Structured figure records
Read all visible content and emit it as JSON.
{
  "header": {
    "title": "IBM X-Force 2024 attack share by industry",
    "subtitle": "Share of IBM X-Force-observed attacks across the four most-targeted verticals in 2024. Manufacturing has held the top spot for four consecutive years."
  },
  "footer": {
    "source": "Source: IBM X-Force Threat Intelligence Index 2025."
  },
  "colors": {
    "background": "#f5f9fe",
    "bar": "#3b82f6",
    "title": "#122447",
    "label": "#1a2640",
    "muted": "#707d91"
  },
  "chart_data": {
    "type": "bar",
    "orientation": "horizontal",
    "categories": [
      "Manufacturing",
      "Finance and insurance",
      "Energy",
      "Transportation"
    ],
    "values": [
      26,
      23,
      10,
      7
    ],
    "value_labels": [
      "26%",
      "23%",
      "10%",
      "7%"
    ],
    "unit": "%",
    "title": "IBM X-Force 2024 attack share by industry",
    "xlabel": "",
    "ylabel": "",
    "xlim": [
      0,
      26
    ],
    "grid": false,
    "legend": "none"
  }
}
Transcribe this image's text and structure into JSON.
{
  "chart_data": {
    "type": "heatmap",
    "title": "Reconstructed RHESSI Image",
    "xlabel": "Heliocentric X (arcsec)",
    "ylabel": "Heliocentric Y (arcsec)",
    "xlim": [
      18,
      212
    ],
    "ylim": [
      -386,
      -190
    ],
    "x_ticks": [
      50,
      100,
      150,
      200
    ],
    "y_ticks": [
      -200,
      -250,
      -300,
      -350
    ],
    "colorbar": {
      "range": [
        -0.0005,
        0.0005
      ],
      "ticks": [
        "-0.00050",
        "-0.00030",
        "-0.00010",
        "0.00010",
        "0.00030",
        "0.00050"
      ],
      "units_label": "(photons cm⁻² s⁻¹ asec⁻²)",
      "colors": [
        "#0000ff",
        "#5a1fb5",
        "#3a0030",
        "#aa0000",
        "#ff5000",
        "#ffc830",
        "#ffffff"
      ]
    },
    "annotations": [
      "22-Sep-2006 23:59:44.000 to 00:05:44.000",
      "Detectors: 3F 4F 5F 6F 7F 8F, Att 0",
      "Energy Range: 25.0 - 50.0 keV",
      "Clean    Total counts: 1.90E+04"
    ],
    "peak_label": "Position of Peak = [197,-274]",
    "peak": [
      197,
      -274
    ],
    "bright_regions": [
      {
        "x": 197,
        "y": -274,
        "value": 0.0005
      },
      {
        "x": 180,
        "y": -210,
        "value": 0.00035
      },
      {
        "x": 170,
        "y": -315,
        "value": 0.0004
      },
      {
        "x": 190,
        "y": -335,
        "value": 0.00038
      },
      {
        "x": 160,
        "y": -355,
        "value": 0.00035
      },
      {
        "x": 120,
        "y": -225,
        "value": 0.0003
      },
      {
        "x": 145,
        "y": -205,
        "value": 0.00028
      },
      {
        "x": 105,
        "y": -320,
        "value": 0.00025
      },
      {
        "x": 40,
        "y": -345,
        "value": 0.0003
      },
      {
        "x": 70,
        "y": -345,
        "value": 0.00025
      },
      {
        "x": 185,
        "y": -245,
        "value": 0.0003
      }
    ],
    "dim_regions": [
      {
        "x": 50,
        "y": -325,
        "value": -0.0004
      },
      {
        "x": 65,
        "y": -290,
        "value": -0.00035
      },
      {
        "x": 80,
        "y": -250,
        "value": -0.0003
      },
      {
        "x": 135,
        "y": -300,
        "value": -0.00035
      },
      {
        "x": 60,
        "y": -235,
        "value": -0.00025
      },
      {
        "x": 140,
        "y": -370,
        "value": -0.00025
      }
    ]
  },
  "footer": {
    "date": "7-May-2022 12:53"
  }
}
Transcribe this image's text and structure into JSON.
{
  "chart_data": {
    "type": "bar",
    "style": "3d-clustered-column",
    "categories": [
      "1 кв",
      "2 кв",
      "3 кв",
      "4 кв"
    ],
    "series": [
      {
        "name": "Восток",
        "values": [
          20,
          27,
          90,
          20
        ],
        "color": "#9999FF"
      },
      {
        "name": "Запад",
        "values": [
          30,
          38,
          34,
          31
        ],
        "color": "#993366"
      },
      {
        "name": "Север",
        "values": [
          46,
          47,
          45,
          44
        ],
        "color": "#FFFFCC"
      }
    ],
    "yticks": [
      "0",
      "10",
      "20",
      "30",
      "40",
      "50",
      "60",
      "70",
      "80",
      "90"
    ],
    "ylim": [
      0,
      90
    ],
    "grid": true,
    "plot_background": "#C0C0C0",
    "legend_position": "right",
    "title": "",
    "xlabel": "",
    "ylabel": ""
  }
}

What the exercise asks
Counting only lines of the data above that hold "Manufacturing", report the total and nothing else.

Output
2